Goal
From the listing below, extract every line in which the word "Kocham" appears.

Record excerpts
========

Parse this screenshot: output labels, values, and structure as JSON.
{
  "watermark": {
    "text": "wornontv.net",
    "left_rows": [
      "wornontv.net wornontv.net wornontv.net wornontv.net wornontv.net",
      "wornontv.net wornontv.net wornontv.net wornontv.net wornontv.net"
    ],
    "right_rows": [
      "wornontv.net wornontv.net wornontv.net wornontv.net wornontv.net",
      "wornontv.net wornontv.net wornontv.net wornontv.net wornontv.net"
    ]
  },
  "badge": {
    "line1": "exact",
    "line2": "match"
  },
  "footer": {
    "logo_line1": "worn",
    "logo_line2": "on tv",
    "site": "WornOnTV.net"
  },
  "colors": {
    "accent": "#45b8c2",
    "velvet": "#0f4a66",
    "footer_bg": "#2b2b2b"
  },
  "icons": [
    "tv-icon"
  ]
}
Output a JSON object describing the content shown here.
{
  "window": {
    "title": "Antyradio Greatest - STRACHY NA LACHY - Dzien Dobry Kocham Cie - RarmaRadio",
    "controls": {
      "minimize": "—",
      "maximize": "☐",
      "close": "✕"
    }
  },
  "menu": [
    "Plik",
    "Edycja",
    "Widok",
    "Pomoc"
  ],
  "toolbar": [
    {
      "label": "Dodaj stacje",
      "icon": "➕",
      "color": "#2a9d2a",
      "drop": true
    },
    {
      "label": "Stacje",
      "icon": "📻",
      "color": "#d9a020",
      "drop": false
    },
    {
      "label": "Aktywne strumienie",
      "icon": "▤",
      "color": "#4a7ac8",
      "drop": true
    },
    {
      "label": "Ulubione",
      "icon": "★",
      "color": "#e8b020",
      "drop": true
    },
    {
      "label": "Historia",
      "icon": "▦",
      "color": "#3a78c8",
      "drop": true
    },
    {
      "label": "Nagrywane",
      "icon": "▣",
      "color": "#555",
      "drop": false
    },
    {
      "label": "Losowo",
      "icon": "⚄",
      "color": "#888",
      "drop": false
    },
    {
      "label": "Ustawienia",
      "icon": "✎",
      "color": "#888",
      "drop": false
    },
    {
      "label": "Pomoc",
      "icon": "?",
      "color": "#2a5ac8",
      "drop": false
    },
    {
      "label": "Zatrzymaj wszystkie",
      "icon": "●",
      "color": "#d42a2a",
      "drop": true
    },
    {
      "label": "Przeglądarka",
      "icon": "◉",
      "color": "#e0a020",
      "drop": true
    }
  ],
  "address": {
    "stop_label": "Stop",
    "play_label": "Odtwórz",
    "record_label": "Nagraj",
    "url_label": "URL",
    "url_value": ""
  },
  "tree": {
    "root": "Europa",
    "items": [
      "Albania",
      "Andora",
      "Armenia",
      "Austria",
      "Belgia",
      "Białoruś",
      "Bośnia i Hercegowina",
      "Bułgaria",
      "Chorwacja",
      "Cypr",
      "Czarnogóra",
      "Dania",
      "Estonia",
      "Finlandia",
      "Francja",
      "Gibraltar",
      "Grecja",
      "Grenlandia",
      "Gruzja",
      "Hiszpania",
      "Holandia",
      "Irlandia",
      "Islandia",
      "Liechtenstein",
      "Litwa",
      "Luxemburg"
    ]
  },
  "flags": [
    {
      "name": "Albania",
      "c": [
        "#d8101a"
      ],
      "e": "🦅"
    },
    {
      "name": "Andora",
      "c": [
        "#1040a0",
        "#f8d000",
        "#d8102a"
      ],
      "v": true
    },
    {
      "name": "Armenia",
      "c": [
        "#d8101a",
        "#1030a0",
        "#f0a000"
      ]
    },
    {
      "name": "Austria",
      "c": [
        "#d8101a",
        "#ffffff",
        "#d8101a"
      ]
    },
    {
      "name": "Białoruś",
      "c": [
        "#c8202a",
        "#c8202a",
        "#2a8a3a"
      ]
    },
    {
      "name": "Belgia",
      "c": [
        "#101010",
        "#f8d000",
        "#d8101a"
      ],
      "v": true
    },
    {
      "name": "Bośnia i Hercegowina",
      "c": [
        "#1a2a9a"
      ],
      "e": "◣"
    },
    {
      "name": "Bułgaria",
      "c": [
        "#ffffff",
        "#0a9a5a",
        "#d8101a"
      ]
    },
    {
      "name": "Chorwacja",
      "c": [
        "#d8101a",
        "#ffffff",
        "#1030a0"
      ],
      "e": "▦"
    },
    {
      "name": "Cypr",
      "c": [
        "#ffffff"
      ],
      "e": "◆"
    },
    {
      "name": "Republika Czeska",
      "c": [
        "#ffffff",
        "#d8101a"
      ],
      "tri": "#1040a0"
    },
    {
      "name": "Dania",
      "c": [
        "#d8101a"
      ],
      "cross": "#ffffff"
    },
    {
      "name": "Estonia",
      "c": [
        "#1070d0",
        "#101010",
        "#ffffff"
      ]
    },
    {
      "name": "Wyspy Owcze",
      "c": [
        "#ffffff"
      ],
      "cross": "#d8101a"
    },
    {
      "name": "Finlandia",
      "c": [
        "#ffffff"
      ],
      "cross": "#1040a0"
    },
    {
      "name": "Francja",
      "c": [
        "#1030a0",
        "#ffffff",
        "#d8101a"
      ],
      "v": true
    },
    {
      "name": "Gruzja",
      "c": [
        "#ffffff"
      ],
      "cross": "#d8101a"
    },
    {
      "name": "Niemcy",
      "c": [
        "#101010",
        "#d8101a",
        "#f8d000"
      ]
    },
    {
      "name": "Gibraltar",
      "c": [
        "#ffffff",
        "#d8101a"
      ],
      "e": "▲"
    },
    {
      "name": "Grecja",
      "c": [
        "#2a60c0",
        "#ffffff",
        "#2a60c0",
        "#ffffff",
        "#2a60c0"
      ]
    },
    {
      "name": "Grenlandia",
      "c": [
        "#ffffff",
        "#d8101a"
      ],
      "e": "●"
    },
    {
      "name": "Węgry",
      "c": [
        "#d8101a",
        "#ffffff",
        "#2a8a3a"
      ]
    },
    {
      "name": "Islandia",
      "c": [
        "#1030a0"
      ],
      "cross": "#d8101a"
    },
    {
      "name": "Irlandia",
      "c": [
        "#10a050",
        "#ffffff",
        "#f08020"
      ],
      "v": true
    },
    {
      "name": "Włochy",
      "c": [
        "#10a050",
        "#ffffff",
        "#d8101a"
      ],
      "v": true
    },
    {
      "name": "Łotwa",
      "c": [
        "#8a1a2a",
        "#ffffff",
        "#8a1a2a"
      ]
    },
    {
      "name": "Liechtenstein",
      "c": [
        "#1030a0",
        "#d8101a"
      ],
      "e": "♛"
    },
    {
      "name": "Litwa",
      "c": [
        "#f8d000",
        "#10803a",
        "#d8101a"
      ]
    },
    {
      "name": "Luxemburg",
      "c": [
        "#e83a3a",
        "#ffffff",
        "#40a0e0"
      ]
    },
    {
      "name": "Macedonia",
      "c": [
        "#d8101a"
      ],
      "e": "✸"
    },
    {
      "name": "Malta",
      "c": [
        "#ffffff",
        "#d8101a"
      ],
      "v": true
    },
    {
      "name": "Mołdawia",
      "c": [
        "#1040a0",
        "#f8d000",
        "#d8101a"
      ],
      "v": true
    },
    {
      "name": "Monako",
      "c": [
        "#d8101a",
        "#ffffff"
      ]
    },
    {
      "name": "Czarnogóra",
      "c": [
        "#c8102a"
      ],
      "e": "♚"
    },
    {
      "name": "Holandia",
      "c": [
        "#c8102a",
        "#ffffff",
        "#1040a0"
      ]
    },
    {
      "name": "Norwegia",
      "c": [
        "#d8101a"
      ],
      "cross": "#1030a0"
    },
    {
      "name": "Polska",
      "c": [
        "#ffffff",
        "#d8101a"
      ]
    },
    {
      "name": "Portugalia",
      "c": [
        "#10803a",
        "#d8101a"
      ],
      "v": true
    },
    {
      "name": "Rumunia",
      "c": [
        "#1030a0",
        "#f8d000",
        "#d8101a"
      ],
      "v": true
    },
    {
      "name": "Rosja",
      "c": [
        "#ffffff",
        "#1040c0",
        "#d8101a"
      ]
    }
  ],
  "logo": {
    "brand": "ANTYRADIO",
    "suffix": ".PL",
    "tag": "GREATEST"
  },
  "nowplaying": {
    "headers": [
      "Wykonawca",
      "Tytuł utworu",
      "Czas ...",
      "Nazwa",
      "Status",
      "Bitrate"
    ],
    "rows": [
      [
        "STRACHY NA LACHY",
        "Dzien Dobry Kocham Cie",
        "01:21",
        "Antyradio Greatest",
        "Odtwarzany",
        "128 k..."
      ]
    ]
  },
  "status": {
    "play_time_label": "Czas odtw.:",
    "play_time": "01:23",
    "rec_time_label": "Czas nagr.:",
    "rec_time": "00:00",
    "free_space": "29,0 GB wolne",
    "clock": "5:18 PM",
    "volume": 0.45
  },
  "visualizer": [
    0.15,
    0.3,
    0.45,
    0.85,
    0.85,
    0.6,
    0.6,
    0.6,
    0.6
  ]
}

========

Answer to the exercise
    "title": "Antyradio Greatest - STRACHY NA LACHY - Dzien Dobry Kocham Cie - RarmaRadio",
        "Dzien Dobry Kocham Cie",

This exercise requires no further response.